---------- Given data

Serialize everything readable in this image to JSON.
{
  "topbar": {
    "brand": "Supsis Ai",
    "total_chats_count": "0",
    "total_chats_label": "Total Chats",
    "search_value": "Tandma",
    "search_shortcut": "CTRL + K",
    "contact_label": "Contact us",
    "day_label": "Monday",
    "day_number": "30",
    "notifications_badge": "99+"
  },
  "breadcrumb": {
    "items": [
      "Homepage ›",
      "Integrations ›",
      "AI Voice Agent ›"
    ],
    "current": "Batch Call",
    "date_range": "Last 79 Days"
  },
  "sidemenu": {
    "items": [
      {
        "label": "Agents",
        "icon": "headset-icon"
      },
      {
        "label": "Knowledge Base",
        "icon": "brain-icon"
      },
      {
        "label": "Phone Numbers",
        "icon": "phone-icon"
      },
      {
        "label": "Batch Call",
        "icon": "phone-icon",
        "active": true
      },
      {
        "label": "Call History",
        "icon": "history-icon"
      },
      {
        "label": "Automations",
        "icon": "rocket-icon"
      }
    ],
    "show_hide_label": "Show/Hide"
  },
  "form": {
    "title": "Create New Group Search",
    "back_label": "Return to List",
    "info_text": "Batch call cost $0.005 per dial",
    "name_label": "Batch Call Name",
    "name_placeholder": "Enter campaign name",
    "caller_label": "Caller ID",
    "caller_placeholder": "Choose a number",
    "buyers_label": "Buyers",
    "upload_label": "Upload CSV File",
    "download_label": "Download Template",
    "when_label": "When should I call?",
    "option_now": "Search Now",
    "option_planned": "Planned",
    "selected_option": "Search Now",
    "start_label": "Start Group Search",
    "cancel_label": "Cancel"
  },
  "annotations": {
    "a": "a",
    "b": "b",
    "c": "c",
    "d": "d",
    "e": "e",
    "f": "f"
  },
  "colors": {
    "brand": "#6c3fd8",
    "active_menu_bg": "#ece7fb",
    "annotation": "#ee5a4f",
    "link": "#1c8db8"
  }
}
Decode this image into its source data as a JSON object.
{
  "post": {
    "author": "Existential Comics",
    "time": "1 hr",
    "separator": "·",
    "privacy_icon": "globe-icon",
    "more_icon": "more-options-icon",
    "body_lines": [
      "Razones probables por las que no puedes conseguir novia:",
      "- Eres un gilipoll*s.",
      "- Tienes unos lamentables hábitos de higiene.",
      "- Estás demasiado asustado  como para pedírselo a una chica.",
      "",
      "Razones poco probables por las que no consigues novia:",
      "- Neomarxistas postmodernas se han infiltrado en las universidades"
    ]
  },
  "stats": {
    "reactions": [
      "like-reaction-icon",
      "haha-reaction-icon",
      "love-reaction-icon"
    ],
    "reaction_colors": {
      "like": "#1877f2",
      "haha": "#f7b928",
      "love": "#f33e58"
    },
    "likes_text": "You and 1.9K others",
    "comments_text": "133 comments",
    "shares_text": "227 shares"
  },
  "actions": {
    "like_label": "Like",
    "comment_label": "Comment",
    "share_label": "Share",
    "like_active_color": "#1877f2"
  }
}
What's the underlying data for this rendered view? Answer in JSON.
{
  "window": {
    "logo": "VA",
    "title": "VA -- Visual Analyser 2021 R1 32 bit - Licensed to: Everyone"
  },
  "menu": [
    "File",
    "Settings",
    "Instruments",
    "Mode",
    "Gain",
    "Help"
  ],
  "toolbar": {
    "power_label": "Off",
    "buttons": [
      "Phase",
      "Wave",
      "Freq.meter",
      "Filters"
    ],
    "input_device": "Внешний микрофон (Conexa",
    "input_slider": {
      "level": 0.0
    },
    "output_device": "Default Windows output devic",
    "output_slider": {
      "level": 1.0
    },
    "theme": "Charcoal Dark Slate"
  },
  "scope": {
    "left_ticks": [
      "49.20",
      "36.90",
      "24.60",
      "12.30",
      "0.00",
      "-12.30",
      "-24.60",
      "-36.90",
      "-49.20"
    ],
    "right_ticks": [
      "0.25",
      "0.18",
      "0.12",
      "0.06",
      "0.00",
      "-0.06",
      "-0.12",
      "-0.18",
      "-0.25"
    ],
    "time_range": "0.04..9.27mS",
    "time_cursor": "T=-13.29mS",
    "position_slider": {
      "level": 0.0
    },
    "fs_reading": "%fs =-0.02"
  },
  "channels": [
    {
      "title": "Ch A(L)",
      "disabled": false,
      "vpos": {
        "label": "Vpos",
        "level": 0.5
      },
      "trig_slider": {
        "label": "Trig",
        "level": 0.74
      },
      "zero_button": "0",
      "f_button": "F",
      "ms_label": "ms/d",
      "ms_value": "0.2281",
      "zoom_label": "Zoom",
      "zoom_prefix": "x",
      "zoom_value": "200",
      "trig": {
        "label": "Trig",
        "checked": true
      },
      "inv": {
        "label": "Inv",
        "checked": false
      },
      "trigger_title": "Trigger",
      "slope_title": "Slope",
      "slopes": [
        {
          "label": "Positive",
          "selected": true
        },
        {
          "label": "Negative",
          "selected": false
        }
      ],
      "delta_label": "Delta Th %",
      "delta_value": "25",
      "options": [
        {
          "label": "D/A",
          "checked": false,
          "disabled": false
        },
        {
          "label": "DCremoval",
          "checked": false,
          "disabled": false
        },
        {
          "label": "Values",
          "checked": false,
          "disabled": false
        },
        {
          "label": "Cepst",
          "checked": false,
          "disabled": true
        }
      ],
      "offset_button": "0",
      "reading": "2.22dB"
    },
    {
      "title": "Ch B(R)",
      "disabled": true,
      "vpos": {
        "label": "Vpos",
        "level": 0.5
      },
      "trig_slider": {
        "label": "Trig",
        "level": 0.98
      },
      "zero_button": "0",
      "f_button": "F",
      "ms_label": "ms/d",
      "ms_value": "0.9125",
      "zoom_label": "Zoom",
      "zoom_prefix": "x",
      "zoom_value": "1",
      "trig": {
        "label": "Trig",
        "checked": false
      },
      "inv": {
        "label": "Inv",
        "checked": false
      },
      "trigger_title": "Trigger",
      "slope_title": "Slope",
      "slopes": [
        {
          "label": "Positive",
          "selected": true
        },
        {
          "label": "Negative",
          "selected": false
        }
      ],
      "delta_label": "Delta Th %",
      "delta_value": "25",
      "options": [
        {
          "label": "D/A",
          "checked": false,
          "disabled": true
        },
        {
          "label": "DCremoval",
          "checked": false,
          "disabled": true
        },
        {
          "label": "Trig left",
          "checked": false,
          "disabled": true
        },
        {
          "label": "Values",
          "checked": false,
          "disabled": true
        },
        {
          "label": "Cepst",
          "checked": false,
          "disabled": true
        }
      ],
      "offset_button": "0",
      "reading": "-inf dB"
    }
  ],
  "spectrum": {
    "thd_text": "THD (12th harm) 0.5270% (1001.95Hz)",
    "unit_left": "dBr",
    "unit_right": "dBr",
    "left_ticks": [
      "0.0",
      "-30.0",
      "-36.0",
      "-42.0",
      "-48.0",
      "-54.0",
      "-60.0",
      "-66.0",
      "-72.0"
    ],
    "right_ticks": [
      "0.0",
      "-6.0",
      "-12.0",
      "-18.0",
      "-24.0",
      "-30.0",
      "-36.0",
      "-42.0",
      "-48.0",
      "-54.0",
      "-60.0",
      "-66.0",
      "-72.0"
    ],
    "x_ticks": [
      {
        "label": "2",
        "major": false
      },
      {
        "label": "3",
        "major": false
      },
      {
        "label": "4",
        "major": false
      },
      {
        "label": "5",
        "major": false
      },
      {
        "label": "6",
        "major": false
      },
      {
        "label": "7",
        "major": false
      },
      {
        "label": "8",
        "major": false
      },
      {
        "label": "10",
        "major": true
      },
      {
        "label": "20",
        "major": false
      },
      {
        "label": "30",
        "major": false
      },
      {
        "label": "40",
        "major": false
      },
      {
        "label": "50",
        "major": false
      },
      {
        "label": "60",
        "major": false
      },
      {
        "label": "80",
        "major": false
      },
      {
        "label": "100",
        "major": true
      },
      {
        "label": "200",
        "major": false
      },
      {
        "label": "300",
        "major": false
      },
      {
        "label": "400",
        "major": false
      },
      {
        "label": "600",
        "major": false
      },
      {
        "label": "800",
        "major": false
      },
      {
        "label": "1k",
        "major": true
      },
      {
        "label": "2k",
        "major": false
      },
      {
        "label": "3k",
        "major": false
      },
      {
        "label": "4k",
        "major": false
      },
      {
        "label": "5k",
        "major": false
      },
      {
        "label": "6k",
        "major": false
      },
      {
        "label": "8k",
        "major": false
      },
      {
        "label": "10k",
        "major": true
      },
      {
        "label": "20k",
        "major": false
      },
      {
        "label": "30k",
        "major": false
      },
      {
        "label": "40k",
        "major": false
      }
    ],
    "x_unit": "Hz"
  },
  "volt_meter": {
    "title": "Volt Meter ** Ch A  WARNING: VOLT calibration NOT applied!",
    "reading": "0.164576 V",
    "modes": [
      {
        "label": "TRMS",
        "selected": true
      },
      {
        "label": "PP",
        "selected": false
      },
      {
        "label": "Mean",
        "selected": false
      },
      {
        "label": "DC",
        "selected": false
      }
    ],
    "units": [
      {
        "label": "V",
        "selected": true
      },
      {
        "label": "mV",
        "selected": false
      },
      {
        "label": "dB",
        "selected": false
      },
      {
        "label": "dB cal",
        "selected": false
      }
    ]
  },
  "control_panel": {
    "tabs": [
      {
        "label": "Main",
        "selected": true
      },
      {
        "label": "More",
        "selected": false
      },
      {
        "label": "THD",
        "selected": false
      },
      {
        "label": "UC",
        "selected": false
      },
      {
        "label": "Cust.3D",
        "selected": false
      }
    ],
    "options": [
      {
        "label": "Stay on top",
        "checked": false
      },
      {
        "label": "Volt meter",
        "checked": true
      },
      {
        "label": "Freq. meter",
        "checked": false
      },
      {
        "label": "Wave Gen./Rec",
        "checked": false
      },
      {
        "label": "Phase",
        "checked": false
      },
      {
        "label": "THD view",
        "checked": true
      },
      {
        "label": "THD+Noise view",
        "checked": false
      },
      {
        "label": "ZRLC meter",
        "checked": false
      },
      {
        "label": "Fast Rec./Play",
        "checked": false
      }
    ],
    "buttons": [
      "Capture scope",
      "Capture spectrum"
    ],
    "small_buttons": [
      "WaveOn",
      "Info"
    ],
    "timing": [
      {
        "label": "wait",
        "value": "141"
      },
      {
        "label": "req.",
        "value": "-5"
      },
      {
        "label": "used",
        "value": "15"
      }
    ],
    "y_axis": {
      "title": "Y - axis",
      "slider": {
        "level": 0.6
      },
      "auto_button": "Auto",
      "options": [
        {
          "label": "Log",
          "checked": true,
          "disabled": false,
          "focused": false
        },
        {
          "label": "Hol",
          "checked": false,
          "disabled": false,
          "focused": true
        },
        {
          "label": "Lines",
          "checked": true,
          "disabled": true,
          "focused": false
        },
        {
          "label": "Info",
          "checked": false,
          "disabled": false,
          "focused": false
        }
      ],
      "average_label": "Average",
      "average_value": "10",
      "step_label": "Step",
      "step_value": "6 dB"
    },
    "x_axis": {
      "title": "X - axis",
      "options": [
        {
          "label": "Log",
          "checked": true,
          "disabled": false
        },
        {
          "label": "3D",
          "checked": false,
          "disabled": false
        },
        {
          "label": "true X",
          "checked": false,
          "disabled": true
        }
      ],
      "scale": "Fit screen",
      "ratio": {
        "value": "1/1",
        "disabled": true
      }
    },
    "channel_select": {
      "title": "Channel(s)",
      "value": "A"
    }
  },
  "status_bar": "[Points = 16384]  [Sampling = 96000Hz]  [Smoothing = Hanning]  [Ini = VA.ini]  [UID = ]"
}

--------------------

## Work required
Show every line in the entries where the string "Razones" occurs.

## The answer
      "Razones probables por las que no puedes conseguir novia:",
      "Razones poco probables por las que no consigues novia:",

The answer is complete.